-- START OF SOURCE EXTRACT --

Single by The Glove

from the album Blue Sunshine
- B-side: "Mouth to Mouth";
- Released: 12 August 1983
- Genre: Post-punk, gothic rock, alternative rock
- Length: 4:44
- Label: Wonderland Records/Polydor Records
- Songwriters: Robert Smith and Steven Severin
- Producers: Robert Smith Steven Severin

The Glove singles chronology
|  | "Like an Animal" (1983) | "Punish Me with Kisses" (1983) |

= Like an Animal (The Glove song) =

"Like an Animal" is the first single by the Glove from their album Blue Sunshine, released in 1983 by Wonderland Records/Polydor. The Glove were a side project for Robert Smith of the Cure and Steven Severin of Siouxsie and the Banshees. The song was recorded in 1983 while Smith was also a member of the Banshees. The vocals on the song are provided by Jeanette Landray, a dancer and friend of members of the Banshees.

The lyrics were written by Smith and tell the true story of a woman who went mad while living in a US tower block.

The artwork was created by the record sleeve design company Da Gama.

-- END OF SOURCE EXTRACT --
-- START OF LISTED RECORDS --

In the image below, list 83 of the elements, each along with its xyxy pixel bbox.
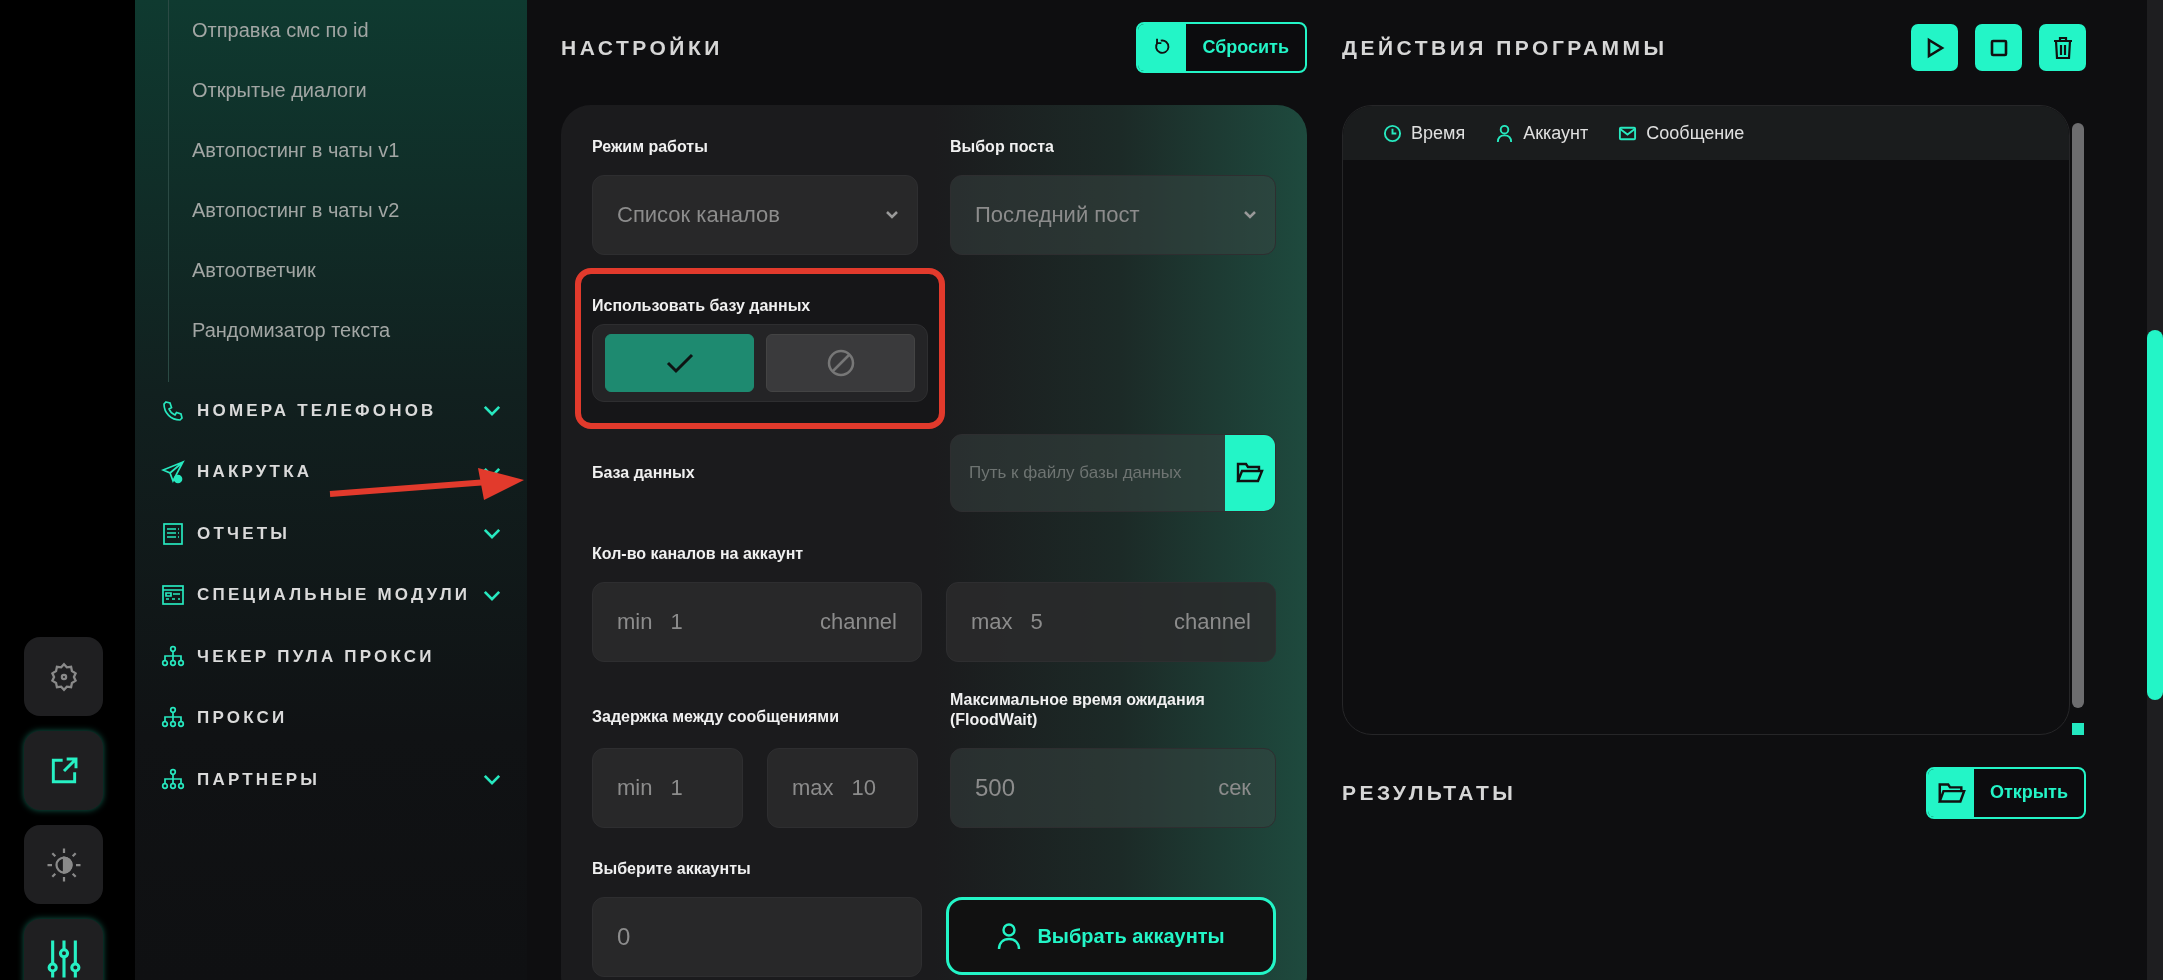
reset-icon [1138, 24, 1187, 71]
phone-icon [161, 398, 185, 423]
clock-icon [1383, 123, 1402, 143]
sliders-icon [46, 938, 81, 979]
column-header: Аккаунт [1523, 122, 1589, 144]
sidebar-item[interactable]: Автопостинг в чаты v2 [169, 194, 527, 254]
ban-icon [825, 348, 856, 378]
path-input[interactable]: Путь к файлу базы данных [951, 435, 1225, 511]
section-label: ОТЧЕТЫ [197, 523, 292, 544]
chevron-icon [483, 773, 501, 787]
folder-icon [1236, 461, 1264, 485]
paper-plane-icon [161, 460, 185, 485]
sidebar-section[interactable]: НОМЕРА ТЕЛЕФОНОВ [161, 380, 501, 442]
section-title: РЕЗУЛЬТАТЫ [1342, 780, 1517, 805]
accounts-count-field[interactable]: 0 [592, 897, 922, 977]
column-header: Сообщение [1646, 122, 1745, 144]
folder-icon [1927, 768, 1974, 817]
field-label: Кол-во каналов на аккаунт [592, 544, 805, 564]
chevron-icon [483, 527, 501, 541]
rail-button[interactable] [24, 825, 103, 904]
section-label: НАКРУТКА [197, 462, 314, 483]
field-label: Выбор поста [950, 137, 1055, 157]
sidebar-item[interactable]: Автоответчик [169, 254, 527, 314]
number-field[interactable]: 500 сек [950, 748, 1276, 828]
toggle-option[interactable] [605, 334, 754, 392]
number-field[interactable]: max 5 channel [946, 582, 1276, 662]
user-icon [1495, 123, 1515, 143]
section-title: НАСТРОЙКИ [561, 35, 723, 60]
post-dropdown[interactable]: Последний пост [950, 175, 1276, 255]
field-label: Выберите аккаунты [592, 859, 752, 879]
rail-button[interactable] [24, 637, 103, 716]
rail-button[interactable] [24, 731, 103, 810]
rail-button[interactable] [24, 919, 103, 980]
chevron-icon [483, 404, 501, 418]
sidebar-section[interactable]: ПАРТНЕРЫ [161, 749, 501, 811]
field-label: Режим работы [592, 137, 709, 157]
select-accounts-button[interactable]: Выбрать аккаунты [946, 897, 1276, 975]
field-label: База данных [592, 463, 696, 483]
theme-icon [45, 846, 82, 883]
table-icon [161, 583, 185, 608]
action-button[interactable] [1975, 24, 2022, 71]
section-label: СПЕЦИАЛЬНЫЕ МОДУЛИ [197, 585, 472, 606]
sidebar-item[interactable]: Автопостинг в чаты v1 [169, 134, 527, 194]
resize-handle[interactable] [2072, 723, 2084, 735]
sidebar-item[interactable]: Отправка смс по id [169, 14, 527, 74]
action-button[interactable] [1911, 24, 1958, 71]
check-icon [664, 351, 695, 375]
section-label: ПРОКСИ [197, 708, 289, 729]
column-header: Время [1411, 122, 1466, 144]
field-label: Задержка между сообщениями [592, 707, 841, 727]
action-button[interactable] [2039, 24, 2086, 71]
number-field[interactable]: min 1 [592, 748, 743, 828]
chevron-icon [483, 588, 501, 602]
database-path-field[interactable]: Путь к файлу базы данных [950, 434, 1276, 512]
field-label: Использовать базу данных [592, 296, 812, 316]
reset-button[interactable]: Сбросить [1136, 22, 1307, 73]
sidebar-item[interactable]: Рандомизатор текста [169, 314, 527, 374]
sidebar-section[interactable]: ОТЧЕТЫ [161, 503, 501, 565]
document-icon [161, 521, 185, 546]
scrollbar[interactable] [2147, 330, 2163, 700]
chevron-icon [1243, 210, 1257, 220]
number-field[interactable]: min 1 channel [592, 582, 922, 662]
number-field[interactable]: max 10 [767, 748, 918, 828]
scrollbar[interactable] [2072, 123, 2084, 708]
section-label: ПАРТНЕРЫ [197, 769, 322, 790]
sidebar-section[interactable]: СПЕЦИАЛЬНЫЕ МОДУЛИ [161, 564, 501, 626]
open-button[interactable]: Открыть [1925, 766, 2086, 819]
network-icon [161, 644, 185, 669]
stop-icon [1988, 37, 2009, 58]
section-label: НОМЕРА ТЕЛЕФОНОВ [197, 400, 438, 421]
field-label: Максимальное время ожидания (FloodWait) [950, 690, 1206, 730]
mode-dropdown[interactable]: Список каналов [592, 175, 918, 255]
network-icon [161, 767, 185, 792]
trash-icon [2052, 35, 2073, 60]
chevron-icon [885, 210, 899, 220]
toggle-option[interactable] [766, 334, 915, 392]
section-title: ДЕЙСТВИЯ ПРОГРАММЫ [1342, 35, 1668, 60]
section-label: ЧЕКЕР ПУЛА ПРОКСИ [197, 646, 436, 667]
sidebar-item[interactable]: Открытые диалоги [169, 74, 527, 134]
sidebar-section[interactable]: ПРОКСИ [161, 687, 501, 749]
user-icon [997, 922, 1022, 950]
sidebar-section[interactable]: ЧЕКЕР ПУЛА ПРОКСИ [161, 626, 501, 688]
browse-button[interactable] [1225, 435, 1275, 511]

-- END OF LISTED RECORDS --

TASKS TO CARRY OUT »
**A)** Retype the part of the "Like an Animal" article between "The Glove singles" and "members of the Banshees.", inclusive.
**B)** Using the "Like an Animal" article, answer these:
(i) Who sings the vocals on the song?
(ii) What is the B-side of the single?
(iii) Which company created the artwork?
**C)** For each statement, decide whether the "Like an Animal" article supports it. Answer yes or no, and quote the deciding words.
(i) Steven Severin wrote the lyrics.
(ii) The single is 4:44 long.
(iii) The single came out in July 1983.

EXPECTED ANSWERS »
**A)**
The Glove singles chronology
|  | "Like an Animal" (1983) | "Punish Me with Kisses" (1983) |

= Like an Animal (The Glove song) =

"Like an Animal" is the first single by the Glove from their album Blue Sunshine, released in 1983 by Wonderland Records/Polydor. The Glove were a side project for Robert Smith of the Cure and Steven Severin of Siouxsie and the Banshees. The song was recorded in 1983 while Smith was also a member of the Banshees. The vocals on the song are provided by Jeanette Landray, a dancer and friend of members of the Banshees.

**B)**
(i) Jeanette Landray
(ii) "Mouth to Mouth"
(iii) Da Gama

**C)**
(i) No: "The lyrics were written by Smith"
(ii) Yes: "Length: 4:44"
(iii) No: "Released: 12 August 1983"